Every line below that mentions the word "业务干线电路通信最大距离为" should be copied out.

+++ RECORDS FOR PROCESSING +++

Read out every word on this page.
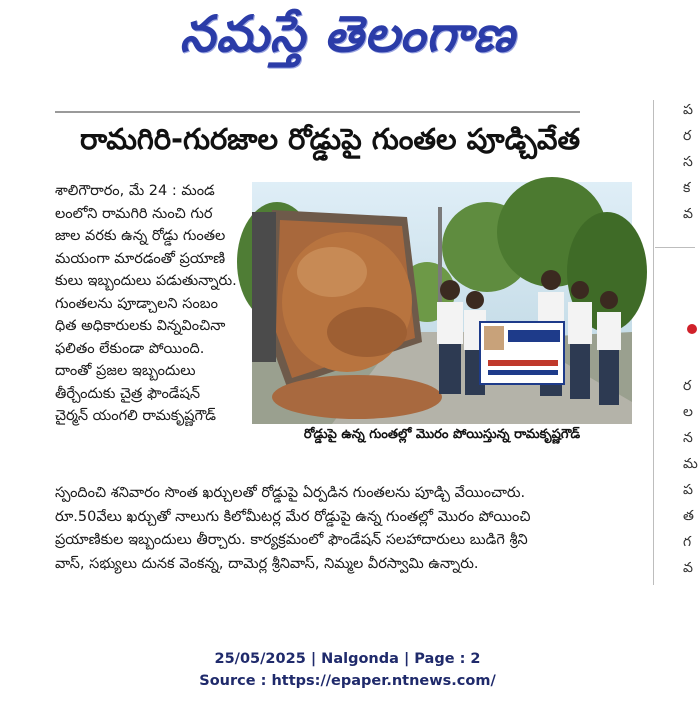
నమస్తే తెలంగాణ
ప
ర
స
క
వ
ర
ల
న
మ
ప
త
గ
వ
రామగిరి-గురజాల రోడ్డుపై గుంతల పూడ్చివేత

శాలిగౌరారం, మే 24 : మండ

లంలోని రామగిరి నుంచి గుర

జాల వరకు ఉన్న రోడ్డు గుంతల

మయంగా మారడంతో ప్రయాణి

కులు ఇబ్బందులు పడుతున్నారు.

గుంతలను పూడ్చాలని సంబం

ధిత అధికారులకు విన్నవించినా

ఫలితం లేకుండా పోయింది.

దాంతో ప్రజల ఇబ్బందులు

తీర్చేందుకు చైత్ర ఫౌండేషన్

చైర్మన్ యంగలి రామకృష్ణగౌడ్

రోడ్డుపై ఉన్న గుంతల్లో మొరం పోయిస్తున్న రామకృష్ణగౌడ్

స్పందించి శనివారం సొంత ఖర్చులతో రోడ్డుపై ఏర్పడిన గుంతలను పూడ్చి వేయించారు.

రూ.50వేలు ఖర్చుతో నాలుగు కిలోమీటర్ల మేర రోడ్డుపై ఉన్న గుంతల్లో మొరం పోయించి

ప్రయాణికుల ఇబ్బందులు తీర్చారు. కార్యక్రమంలో ఫౌండేషన్ సలహాదారులు బుడిగె శ్రీని

వాస్, సభ్యులు దునక వెంకన్న, దామెర్ల శ్రీనివాస్, నిమ్మల వీరస్వామి ఉన్నారు.

25/05/2025 | Nalgonda | Page : 2
Source : https://epaper.ntnews.com/
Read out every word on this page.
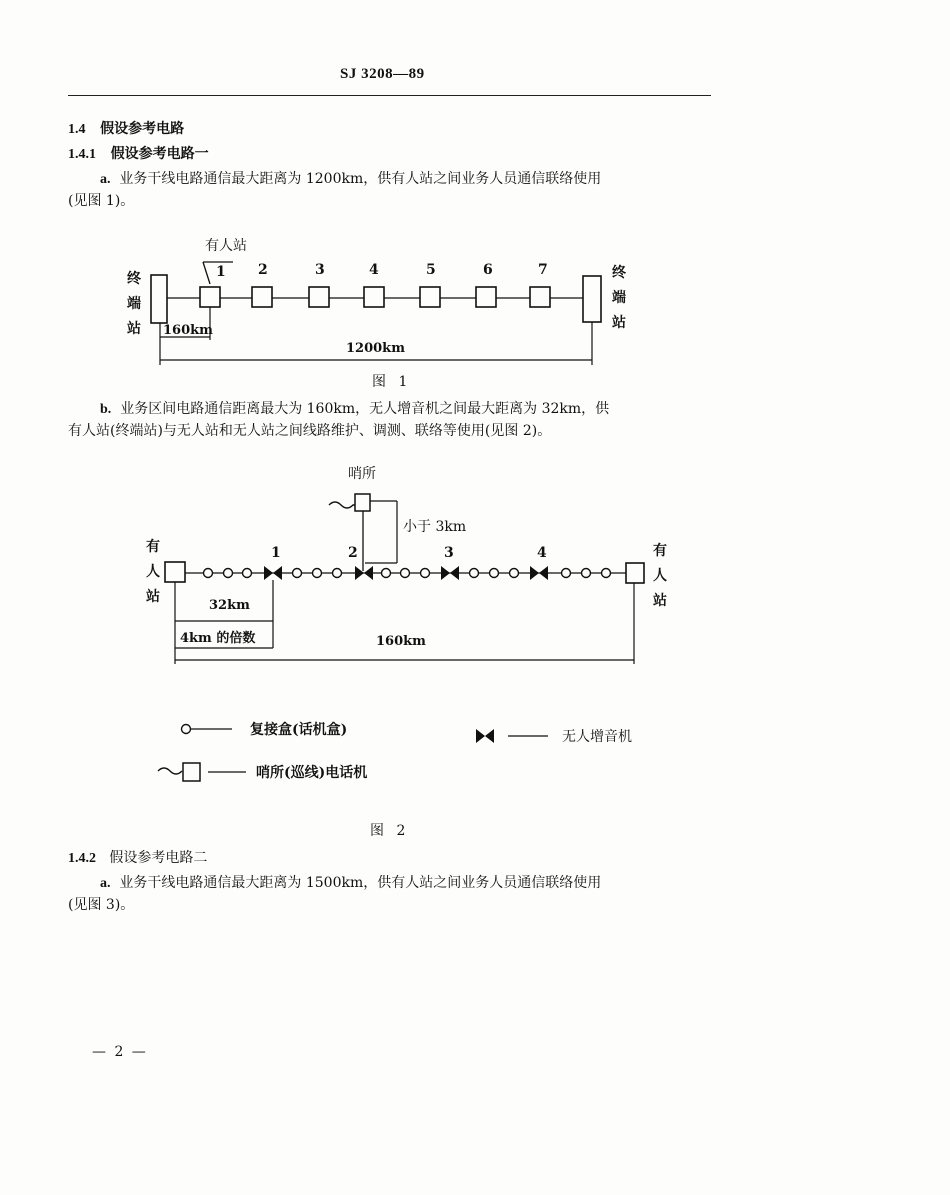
SJ 3208—89
1.4 假设参考电路
1.4.1 假设参考电路一
a. 业务干线电路通信最大距离为 1200km，供有人站之间业务人员通信联络使用
(见图 1)。
有人站
终
端
站
终
端
站
1 2	3	4	5	6	7
160km
1200km
图 1
b. 业务区间电路通信距离最大为 160km，无人增音机之间最大距离为 32km，供
有人站(终端站)与无人站和无人站之间线路维护、调测、联络等使用(见图 2)。
哨所
小于 3km
有
人
站
有
人
站
1	2	3	4
32km
4km 的倍数	160km
复接盒(话机盒)	无人增音机
哨所(巡线)电话机
图 2
1.4.2 假设参考电路二
a. 业务干线电路通信最大距离为 1500km，供有人站之间业务人员通信联络使用
(见图 3)。
— 2 —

+++

**THE RESPONSE:**
a. 业务干线电路通信最大距离为 1200km，供有人站之间业务人员通信联络使用
a. 业务干线电路通信最大距离为 1500km，供有人站之间业务人员通信联络使用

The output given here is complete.